**Exercise description:** In the material below, find every line with "time" and pull it out.

**Task data:**
________________________________________

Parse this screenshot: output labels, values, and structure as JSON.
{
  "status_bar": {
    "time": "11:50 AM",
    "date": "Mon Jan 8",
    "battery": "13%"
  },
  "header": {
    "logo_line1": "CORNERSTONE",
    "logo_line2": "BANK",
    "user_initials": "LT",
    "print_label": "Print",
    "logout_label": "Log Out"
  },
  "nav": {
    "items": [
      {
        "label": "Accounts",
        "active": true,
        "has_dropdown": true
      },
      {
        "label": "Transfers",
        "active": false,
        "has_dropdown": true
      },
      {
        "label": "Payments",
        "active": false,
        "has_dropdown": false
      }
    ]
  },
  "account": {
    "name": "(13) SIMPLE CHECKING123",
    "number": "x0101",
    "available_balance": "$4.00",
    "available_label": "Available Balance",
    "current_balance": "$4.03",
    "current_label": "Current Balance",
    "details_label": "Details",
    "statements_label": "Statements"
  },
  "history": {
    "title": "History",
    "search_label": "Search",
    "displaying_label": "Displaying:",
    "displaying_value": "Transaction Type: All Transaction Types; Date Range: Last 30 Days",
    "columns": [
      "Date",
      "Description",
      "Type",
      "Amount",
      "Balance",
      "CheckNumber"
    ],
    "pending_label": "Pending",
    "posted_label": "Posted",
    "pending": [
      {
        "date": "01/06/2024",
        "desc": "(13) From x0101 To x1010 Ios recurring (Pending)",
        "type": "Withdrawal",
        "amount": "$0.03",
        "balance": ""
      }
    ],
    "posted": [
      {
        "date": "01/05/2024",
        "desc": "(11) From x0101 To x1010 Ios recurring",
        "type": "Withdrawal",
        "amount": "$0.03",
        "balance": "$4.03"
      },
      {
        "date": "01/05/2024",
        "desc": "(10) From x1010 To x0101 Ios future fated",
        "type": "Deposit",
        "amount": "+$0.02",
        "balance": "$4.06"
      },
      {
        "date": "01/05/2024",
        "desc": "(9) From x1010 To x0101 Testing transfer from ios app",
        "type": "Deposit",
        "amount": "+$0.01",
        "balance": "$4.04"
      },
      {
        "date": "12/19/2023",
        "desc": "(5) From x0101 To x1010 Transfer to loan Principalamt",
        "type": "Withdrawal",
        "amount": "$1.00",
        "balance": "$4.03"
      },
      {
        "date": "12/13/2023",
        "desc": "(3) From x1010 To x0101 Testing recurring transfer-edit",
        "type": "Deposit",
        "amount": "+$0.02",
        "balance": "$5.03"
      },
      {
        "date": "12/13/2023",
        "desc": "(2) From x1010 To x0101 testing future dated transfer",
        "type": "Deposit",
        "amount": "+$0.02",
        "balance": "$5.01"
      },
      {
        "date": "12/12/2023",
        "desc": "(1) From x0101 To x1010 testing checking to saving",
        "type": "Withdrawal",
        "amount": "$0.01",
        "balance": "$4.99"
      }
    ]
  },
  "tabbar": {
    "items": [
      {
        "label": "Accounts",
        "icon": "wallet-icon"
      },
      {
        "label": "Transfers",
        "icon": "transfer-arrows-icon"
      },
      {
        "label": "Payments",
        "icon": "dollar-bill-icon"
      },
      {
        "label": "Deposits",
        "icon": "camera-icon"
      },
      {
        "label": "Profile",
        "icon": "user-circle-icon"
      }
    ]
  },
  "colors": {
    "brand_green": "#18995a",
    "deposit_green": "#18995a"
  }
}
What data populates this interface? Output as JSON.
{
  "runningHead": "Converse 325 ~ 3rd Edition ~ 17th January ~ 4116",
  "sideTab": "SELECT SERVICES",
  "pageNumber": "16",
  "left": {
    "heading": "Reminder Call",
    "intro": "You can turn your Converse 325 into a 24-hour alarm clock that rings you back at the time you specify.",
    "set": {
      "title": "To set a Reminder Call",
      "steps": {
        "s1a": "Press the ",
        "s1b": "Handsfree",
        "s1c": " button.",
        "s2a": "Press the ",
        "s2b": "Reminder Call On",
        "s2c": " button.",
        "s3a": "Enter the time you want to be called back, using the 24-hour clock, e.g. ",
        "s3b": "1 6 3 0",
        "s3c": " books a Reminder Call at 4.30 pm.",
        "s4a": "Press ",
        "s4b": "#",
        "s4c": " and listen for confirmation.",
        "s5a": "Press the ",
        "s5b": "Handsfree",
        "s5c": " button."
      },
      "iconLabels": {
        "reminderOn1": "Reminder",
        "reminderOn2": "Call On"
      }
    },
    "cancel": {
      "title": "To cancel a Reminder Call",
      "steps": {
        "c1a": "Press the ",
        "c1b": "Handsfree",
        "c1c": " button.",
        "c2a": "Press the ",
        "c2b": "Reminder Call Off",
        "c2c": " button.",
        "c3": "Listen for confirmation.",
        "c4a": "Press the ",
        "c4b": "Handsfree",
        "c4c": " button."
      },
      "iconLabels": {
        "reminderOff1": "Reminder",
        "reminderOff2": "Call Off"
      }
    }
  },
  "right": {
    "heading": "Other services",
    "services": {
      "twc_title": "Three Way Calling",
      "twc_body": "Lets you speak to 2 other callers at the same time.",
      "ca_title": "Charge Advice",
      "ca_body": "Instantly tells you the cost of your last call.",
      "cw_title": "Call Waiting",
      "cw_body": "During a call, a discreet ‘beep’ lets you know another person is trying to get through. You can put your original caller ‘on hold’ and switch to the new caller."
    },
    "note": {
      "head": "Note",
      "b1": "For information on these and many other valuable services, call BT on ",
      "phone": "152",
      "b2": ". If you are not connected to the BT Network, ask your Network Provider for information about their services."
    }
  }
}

________________________________________

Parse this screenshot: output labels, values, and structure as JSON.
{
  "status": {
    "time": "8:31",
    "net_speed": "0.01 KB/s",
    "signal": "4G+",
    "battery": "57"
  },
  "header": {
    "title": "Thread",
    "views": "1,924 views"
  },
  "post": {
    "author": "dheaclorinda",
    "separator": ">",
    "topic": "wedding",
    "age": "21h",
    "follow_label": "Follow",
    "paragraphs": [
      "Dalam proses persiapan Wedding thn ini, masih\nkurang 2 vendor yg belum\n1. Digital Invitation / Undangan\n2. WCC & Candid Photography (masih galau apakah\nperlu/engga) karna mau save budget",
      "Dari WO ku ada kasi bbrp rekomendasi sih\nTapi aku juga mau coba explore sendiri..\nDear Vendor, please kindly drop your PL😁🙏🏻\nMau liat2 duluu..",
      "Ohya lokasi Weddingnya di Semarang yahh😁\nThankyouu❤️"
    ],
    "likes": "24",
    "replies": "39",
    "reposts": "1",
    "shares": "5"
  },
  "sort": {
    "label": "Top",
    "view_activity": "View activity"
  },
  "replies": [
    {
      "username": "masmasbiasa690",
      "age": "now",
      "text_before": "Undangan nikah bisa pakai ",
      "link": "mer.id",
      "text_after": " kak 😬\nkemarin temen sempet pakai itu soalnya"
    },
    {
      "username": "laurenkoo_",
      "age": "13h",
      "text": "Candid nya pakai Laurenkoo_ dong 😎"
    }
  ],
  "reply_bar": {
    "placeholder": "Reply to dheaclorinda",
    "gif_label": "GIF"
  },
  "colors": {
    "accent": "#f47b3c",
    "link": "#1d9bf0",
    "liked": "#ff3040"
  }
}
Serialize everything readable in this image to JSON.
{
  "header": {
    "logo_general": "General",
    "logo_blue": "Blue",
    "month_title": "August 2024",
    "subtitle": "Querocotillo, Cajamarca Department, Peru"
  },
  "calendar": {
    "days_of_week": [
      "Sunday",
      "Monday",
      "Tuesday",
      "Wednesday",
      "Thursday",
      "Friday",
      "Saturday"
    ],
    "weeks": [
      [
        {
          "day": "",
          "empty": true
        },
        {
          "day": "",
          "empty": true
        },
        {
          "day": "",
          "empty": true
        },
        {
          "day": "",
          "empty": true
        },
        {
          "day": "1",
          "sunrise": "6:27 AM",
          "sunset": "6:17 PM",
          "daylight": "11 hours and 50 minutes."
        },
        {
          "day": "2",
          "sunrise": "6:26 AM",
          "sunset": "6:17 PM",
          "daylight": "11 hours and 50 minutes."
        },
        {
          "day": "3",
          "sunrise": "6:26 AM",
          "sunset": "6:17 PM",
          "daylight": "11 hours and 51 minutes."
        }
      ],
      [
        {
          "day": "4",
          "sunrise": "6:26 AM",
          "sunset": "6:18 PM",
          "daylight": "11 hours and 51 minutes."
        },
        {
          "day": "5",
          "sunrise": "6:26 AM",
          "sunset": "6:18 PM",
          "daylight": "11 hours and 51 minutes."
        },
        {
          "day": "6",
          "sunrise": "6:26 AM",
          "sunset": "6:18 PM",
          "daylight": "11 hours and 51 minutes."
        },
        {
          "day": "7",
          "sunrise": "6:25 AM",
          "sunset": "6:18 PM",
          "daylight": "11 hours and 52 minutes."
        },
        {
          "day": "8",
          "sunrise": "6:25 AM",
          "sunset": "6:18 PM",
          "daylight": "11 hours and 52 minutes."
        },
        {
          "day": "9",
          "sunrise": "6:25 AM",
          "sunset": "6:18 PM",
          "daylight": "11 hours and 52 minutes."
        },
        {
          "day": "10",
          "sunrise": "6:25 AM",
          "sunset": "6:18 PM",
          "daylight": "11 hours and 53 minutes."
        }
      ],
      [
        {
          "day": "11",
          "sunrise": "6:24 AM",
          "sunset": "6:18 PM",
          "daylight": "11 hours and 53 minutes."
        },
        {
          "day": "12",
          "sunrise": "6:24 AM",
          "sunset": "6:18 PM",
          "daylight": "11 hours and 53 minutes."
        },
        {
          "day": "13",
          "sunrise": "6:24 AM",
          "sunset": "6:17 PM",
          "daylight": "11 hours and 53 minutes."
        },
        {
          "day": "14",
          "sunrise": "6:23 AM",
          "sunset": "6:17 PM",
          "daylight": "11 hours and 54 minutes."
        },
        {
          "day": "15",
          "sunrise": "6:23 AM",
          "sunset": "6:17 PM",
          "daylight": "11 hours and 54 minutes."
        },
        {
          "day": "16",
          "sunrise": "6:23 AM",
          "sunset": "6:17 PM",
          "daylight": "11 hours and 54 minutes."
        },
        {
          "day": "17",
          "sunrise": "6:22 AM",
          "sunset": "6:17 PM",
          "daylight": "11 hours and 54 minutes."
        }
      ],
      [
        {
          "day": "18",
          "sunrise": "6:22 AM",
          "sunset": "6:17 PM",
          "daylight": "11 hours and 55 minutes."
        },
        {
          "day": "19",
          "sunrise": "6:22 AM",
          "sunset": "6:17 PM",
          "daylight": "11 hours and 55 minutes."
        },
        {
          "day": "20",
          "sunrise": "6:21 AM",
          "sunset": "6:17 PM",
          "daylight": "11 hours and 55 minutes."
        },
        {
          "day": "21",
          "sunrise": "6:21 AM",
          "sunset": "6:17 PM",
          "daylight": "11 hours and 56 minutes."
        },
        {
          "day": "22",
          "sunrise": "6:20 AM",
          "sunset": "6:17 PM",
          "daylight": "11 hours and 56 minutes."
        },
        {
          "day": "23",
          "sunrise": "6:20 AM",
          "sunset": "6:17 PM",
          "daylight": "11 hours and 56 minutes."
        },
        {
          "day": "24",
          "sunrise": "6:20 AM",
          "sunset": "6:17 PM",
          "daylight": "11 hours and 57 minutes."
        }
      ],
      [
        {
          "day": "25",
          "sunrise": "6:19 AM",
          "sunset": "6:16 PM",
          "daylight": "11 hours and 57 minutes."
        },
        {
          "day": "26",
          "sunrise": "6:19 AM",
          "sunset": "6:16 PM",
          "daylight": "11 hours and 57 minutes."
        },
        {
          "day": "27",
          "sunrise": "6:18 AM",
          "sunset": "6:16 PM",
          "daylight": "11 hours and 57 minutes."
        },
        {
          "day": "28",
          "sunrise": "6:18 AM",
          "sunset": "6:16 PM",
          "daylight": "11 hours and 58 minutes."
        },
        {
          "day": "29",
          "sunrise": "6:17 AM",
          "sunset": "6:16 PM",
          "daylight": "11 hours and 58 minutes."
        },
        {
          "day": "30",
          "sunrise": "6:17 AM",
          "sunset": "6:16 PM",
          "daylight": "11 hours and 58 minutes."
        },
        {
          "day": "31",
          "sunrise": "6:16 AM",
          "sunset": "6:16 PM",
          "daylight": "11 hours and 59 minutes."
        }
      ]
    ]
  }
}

________________________________________

**Solution to this exercise:**
    "time": "11:50 AM",
    "intro": "You can turn your Converse 325 into a 24-hour alarm clock that rings you back at the time you specify.",
        "s3a": "Enter the time you want to be called back, using the 24-hour clock, e.g. ",
      "twc_body": "Lets you speak to 2 other callers at the same time.",
    "time": "8:31",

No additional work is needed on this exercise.